Select lines where the word "Prozent" appears.
•••
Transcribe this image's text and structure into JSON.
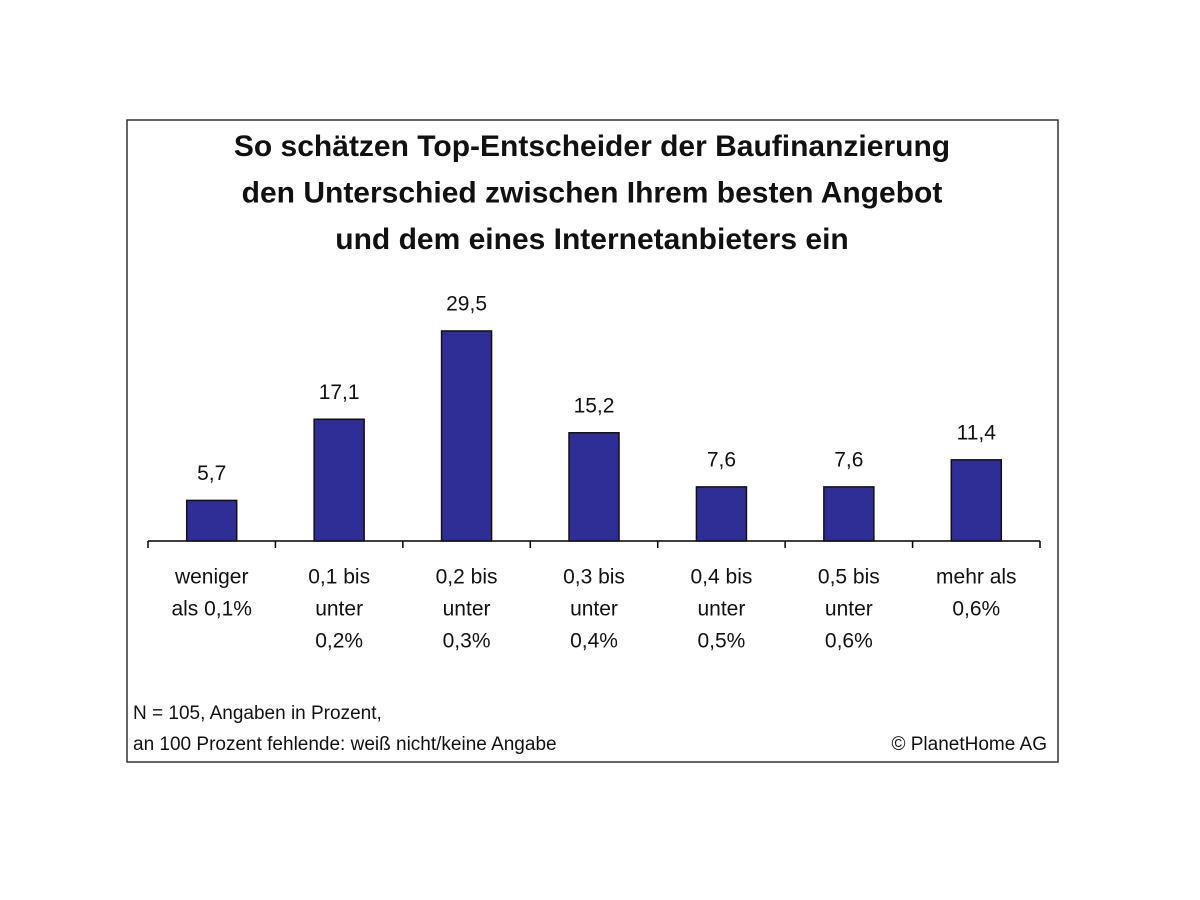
{
  "chart_data": {
    "type": "bar",
    "title": [
      "So schätzen Top-Entscheider der Baufinanzierung",
      "den Unterschied zwischen Ihrem besten Angebot",
      "und dem eines Internetanbieters ein"
    ],
    "categories": [
      [
        "weniger",
        "als 0,1%"
      ],
      [
        "0,1 bis",
        "unter",
        "0,2%"
      ],
      [
        "0,2 bis",
        "unter",
        "0,3%"
      ],
      [
        "0,3 bis",
        "unter",
        "0,4%"
      ],
      [
        "0,4 bis",
        "unter",
        "0,5%"
      ],
      [
        "0,5 bis",
        "unter",
        "0,6%"
      ],
      [
        "mehr als",
        "0,6%"
      ]
    ],
    "values": [
      5.7,
      17.1,
      29.5,
      15.2,
      7.6,
      7.6,
      11.4
    ],
    "value_labels": [
      "5,7",
      "17,1",
      "29,5",
      "15,2",
      "7,6",
      "7,6",
      "11,4"
    ],
    "color": "#2e2e96",
    "footnote": [
      "N = 105, Angaben in Prozent,",
      "an 100 Prozent fehlende: weiß nicht/keine Angabe"
    ],
    "source": "© PlanetHome AG"
  }
}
•••
Reply to the exercise:
      "N = 105, Angaben in Prozent,",
      "an 100 Prozent fehlende: weiß nicht/keine Angabe"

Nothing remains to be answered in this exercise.